• **DOCUMENT PASSAGE**
# Game 7: Charlotte Bobcats vs. New Orleans Hornets (11/14/06)



## nutmeged3 (Apr 11, 2005)

Charlotte Bobcats (1-5) vs. New Orleans Hornets (4-3)
Ford Center
Tuesday 11/15/2006 - 8:00pm
TV - News 14 Carolina

*BOBCATS UPDATE: * 
On a three-game losing streak, the Bobcats have become surprisingly sloppy with the ball. They committed a team-record 29 turnovers Sunday against Denver, negating the progress they've made shooting and defending this season.

*HORNETS UPDATE: * 
The team formerly known as "Charlotte" went on a buying spree over the summer. It added free agent Peja Stojakovic and traded for Tyson Chandler, assuming huge financial obligations to both players. This is still George Shinn's team, right?

Expected Starting Lineups
Bobcats




































Hornets





































*KEY MATCHUP:*
Raymond Felton vs. Chris Paul















The best rookie all last season (Paul) vs. the best rookie, maybe, the last three months of the season (Felton). Paul dominated both meetings with the Bobcats last season, and Felton wants to even the score against his fellow ACC alum.​


----------



## nutmeged3 (Apr 11, 2005)

Starting Lineups
Brevin Knight...Chris Paul
Raymond Felton....Desmond Mason
Adam Morrison....Peja Stojakovic
Gerald Wallace...Brandon Bass
Emeka Okafor....Tyson Chandler

Morrison opens up the game with a transition layup. Okafor already has 2 blocks a minute into the game


----------



## Stefan Nellemoes (Apr 9, 2005)

What's up with G-Force?


----------



## nutmeged3 (Apr 11, 2005)

Cut over his eye, he's getting stiches and is supposed to return 

32-30 with a minute left in the first.


----------



## WaterlooVikings (Oct 31, 2006)

lets go *CATS!*


----------



## nutmeged3 (Apr 11, 2005)

We are actually playing good other then it taking Bernie half a quarter to figure out Morrison couldn't guard Peja but atleast Morrison is finally giving something on one side of the floor instead of neither


----------



## nutmeged3 (Apr 11, 2005)

...and once I say that Morrison goes cold


----------



## Diable (Apr 26, 2005)

At least we didn't play like complete crap tonight.Without West the Hornets were really weak inside and Okafor played great again.

It's pretty obvious that Morrison is just incapable of guarding any veteran scorer.Stojakovic wasn't the only one abusing him tonight.The Hornets just gave the ball to whoever he was on and went right at him.The guy he was guarding had to score something like 40 points at least.Without that the Hornets probably wouldn't have won.


----------



## nutmeged3 (Apr 11, 2005)

Wow, this was a 2 point game with like 3 minutes left and then the Hornets just ran away with it. Morrison's going to have to start going for 30 a game to be a plus on the court since it looks like hes always going to give up that much or more every night.

• **REQUIRED WORK**
a) Answer the following from the Bobcats–Hornets game thread:
(i) How many turnovers did the Bobcats commit Sunday against Denver?
(ii) Which two players did the Hornets add over the summer?
(iii) What was the score with a minute left in the first quarter?
b) Reproduce the Bobcats–Hornets game thread from "At least we" up to and including "wouldn't have won.".
c) Take the Bobcats–Hornets game thread further, beginning after its final post.

• **INFORMATION SUPPLIED**
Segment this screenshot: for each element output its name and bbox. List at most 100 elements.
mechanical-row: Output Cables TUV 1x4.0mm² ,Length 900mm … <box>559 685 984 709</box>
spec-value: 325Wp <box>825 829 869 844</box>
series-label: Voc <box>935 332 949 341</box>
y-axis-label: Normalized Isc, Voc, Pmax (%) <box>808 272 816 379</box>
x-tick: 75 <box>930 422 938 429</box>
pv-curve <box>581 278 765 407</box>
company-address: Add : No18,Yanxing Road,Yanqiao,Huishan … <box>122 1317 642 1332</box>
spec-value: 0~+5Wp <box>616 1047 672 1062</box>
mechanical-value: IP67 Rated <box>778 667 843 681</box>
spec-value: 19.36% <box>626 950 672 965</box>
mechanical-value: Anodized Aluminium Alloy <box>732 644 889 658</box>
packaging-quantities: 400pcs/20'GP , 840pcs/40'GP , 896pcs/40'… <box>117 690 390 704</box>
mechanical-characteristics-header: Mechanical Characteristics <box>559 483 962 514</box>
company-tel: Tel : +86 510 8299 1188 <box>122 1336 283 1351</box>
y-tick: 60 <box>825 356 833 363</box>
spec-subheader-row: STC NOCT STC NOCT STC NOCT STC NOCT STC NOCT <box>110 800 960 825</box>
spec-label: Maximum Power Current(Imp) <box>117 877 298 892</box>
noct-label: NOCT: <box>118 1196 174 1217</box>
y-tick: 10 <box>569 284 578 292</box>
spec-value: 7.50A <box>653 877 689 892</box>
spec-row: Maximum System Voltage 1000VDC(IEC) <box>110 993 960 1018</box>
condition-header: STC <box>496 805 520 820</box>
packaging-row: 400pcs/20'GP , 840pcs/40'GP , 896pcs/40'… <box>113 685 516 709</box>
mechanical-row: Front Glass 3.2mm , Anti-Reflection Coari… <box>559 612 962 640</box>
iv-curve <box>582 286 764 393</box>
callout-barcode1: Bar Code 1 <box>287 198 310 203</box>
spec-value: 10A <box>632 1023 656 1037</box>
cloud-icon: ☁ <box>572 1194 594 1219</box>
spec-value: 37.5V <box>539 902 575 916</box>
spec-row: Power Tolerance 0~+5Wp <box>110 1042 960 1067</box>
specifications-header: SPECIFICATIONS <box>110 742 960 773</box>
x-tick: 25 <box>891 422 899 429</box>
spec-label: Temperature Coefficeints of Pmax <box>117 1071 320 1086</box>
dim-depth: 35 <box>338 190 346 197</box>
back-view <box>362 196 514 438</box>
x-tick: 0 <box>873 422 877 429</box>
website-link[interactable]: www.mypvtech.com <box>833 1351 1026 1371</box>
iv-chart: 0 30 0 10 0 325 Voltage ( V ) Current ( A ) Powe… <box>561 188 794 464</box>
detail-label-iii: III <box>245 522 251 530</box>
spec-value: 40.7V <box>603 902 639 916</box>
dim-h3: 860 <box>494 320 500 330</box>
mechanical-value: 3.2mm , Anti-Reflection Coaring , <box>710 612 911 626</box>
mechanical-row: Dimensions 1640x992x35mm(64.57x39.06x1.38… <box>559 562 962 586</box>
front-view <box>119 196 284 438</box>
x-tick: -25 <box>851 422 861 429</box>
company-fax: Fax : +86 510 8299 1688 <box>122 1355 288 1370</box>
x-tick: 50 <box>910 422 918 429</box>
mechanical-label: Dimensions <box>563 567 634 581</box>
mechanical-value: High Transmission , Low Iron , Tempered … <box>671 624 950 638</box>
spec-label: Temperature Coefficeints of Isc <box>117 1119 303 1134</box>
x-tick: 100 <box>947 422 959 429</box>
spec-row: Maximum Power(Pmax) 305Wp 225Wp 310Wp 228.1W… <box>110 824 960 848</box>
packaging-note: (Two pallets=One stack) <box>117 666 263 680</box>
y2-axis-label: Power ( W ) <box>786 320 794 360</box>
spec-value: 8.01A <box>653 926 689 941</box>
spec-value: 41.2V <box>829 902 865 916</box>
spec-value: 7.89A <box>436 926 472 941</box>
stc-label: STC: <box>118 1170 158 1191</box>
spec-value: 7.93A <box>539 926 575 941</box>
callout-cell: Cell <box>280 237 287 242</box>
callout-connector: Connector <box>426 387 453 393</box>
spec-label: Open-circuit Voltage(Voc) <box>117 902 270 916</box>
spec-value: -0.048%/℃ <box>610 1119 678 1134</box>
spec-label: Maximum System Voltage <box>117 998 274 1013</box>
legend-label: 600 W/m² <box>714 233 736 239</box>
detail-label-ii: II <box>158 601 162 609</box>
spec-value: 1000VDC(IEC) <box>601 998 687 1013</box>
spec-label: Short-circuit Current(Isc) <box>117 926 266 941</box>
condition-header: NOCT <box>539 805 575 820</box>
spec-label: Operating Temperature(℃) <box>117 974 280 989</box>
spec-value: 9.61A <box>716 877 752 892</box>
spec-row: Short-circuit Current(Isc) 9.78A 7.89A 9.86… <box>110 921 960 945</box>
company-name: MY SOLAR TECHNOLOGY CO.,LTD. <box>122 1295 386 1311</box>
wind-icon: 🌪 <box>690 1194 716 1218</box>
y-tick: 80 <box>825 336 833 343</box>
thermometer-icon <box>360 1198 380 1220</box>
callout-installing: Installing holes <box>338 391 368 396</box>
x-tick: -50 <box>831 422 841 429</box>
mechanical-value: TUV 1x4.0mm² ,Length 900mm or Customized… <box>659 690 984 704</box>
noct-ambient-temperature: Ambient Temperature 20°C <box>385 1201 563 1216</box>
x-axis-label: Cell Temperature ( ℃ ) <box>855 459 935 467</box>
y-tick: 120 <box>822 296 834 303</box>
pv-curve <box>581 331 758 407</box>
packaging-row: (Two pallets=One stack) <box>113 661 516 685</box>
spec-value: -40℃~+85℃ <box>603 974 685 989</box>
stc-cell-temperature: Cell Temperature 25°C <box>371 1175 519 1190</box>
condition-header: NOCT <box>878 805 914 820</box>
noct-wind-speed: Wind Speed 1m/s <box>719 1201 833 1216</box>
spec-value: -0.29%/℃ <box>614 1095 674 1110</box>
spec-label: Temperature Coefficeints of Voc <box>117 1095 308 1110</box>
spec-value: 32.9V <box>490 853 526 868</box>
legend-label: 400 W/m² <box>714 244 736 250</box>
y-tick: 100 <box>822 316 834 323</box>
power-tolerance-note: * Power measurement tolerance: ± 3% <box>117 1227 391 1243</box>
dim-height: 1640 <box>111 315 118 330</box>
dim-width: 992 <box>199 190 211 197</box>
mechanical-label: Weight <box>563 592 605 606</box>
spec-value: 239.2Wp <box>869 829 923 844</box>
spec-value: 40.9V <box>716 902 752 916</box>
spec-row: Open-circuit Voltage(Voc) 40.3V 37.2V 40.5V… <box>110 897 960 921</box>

• **RESULTS**
a)
(i) 29, a team record.
(ii) Peja Stojakovic and Tyson Chandler.
(iii) 32-30.

b)
At least we didn't play like complete crap tonight.Without West the Hornets were really weak inside and Okafor played great again.

It's pretty obvious that Morrison is just incapable of guarding any veteran scorer.Stojakovic wasn't the only one abusing him tonight.The Hornets just gave the ball to whoever he was on and went right at him.The guy he was guarding had to score something like 40 points at least.Without that the Hornets probably wouldn't have won.

c)
----------



## rainman (Jul 15, 2002)

Diable said:


> At least we didn't play like complete crap tonight.Without West the Hornets were really weak inside and Okafor played great again.
> 
> It's pretty obvious that Morrison is just incapable of guarding any veteran scorer.Stojakovic wasn't the only one abusing him tonight.The Hornets just gave the ball to whoever he was on and went right at him.The guy he was guarding had to score something like 40 points at least.Without that the Hornets probably wouldn't have won.


I dont know if you're a Bobcats fan or just troll in here to piss people off, everyone knows Morrison isnt a great defender, that's why you have Wallace to take care of the other teams best wing scorer, if that works against New Orleans he shuts down Peja and Morrison covers Mason. I dont hear the ragging on guys like Rudy Gay or Brandon Roy when they dont have a good night, which rookies often do.


----------



## Diable (Apr 26, 2005)

Wow.I am glad we have some Adam Morrison defenders around here...I am surprised after they watched that game last night...I am sure they can tell us how great he is and we'll never challenge them even though we did watch the game and saw exactly what happened.


----------



## rainman (Jul 15, 2002)

Diable said:


> Wow.I am glad we have some Adam Morrison defenders around here...I am surprised after they watched that game last night...I am sure they can tell us how great he is and we'll never challenge them even though we did watch the game and saw exactly what happened.


My point is you have to go with the knowledge that he isnt a good defender and go from there, it does no good to say he cant guard Wally he cant guard Peja etc, my point was that was supposed to be Gerald Wallace's roll. The guy's a rook so lets give him some slack. How many rookies are even playing significant minutes, not many.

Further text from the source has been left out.